▸ **WHAT THE TASK REQUIRES**
Could you write out every entry exactly as it stands?

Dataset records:
* begin *

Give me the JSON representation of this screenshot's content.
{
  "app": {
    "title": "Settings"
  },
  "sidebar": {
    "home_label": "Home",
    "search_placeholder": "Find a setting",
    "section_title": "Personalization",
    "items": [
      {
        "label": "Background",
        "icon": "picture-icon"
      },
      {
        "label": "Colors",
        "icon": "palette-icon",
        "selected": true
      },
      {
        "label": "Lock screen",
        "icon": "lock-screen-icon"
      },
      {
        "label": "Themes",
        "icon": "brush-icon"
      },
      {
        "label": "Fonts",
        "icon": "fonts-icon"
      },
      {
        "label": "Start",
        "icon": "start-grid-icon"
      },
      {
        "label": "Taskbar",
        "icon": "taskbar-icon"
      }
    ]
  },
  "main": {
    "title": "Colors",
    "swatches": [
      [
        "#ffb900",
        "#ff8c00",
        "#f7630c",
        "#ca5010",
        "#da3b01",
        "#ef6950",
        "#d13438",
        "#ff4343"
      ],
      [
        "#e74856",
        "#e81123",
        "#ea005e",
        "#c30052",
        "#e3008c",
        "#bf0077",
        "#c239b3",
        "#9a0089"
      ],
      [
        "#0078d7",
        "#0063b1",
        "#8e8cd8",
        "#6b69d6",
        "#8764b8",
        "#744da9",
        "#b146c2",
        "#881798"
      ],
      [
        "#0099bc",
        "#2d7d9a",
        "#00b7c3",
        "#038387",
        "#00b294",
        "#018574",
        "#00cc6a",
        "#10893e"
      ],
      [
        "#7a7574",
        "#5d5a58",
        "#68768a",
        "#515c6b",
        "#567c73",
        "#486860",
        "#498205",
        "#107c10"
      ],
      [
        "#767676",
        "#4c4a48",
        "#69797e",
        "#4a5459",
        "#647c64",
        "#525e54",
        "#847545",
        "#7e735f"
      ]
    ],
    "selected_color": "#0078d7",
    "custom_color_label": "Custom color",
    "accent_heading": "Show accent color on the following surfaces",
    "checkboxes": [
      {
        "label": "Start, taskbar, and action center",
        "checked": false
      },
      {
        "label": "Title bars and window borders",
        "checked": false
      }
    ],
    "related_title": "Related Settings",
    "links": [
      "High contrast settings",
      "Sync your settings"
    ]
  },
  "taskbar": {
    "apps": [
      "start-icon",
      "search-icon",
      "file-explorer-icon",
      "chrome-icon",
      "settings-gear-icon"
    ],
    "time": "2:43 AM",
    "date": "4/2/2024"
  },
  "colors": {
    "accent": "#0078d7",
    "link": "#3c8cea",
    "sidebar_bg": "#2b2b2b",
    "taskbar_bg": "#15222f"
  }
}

* end *

▸ **RESPONSE TO THE TASK**
Give me the JSON representation of this screenshot's content.
{
  "app": {
    "title": "Settings"
  },
  "sidebar": {
    "home_label": "Home",
    "search_placeholder": "Find a setting",
    "section_title": "Personalization",
    "items": [
      {
        "label": "Background",
        "icon": "picture-icon"
      },
      {
        "label": "Colors",
        "icon": "palette-icon",
        "selected": true
      },
      {
        "label": "Lock screen",
        "icon": "lock-screen-icon"
      },
      {
        "label": "Themes",
        "icon": "brush-icon"
      },
      {
        "label": "Fonts",
        "icon": "fonts-icon"
      },
      {
        "label": "Start",
        "icon": "start-grid-icon"
      },
      {
        "label": "Taskbar",
        "icon": "taskbar-icon"
      }
    ]
  },
  "main": {
    "title": "Colors",
    "swatches": [
      [
        "#ffb900",
        "#ff8c00",
        "#f7630c",
        "#ca5010",
        "#da3b01",
        "#ef6950",
        "#d13438",
        "#ff4343"
      ],
      [
        "#e74856",
        "#e81123",
        "#ea005e",
        "#c30052",
        "#e3008c",
        "#bf0077",
        "#c239b3",
        "#9a0089"
      ],
      [
        "#0078d7",
        "#0063b1",
        "#8e8cd8",
        "#6b69d6",
        "#8764b8",
        "#744da9",
        "#b146c2",
        "#881798"
      ],
      [
        "#0099bc",
        "#2d7d9a",
        "#00b7c3",
        "#038387",
        "#00b294",
        "#018574",
        "#00cc6a",
        "#10893e"
      ],
      [
        "#7a7574",
        "#5d5a58",
        "#68768a",
        "#515c6b",
        "#567c73",
        "#486860",
        "#498205",
        "#107c10"
      ],
      [
        "#767676",
        "#4c4a48",
        "#69797e",
        "#4a5459",
        "#647c64",
        "#525e54",
        "#847545",
        "#7e735f"
      ]
    ],
    "selected_color": "#0078d7",
    "custom_color_label": "Custom color",
    "accent_heading": "Show accent color on the following surfaces",
    "checkboxes": [
      {
        "label": "Start, taskbar, and action center",
        "checked": false
      },
      {
        "label": "Title bars and window borders",
        "checked": false
      }
    ],
    "related_title": "Related Settings",
    "links": [
      "High contrast settings",
      "Sync your settings"
    ]
  },
  "taskbar": {
    "apps": [
      "start-icon",
      "search-icon",
      "file-explorer-icon",
      "chrome-icon",
      "settings-gear-icon"
    ],
    "time": "2:43 AM",
    "date": "4/2/2024"
  },
  "colors": {
    "accent": "#0078d7",
    "link": "#3c8cea",
    "sidebar_bg": "#2b2b2b",
    "taskbar_bg": "#15222f"
  }
}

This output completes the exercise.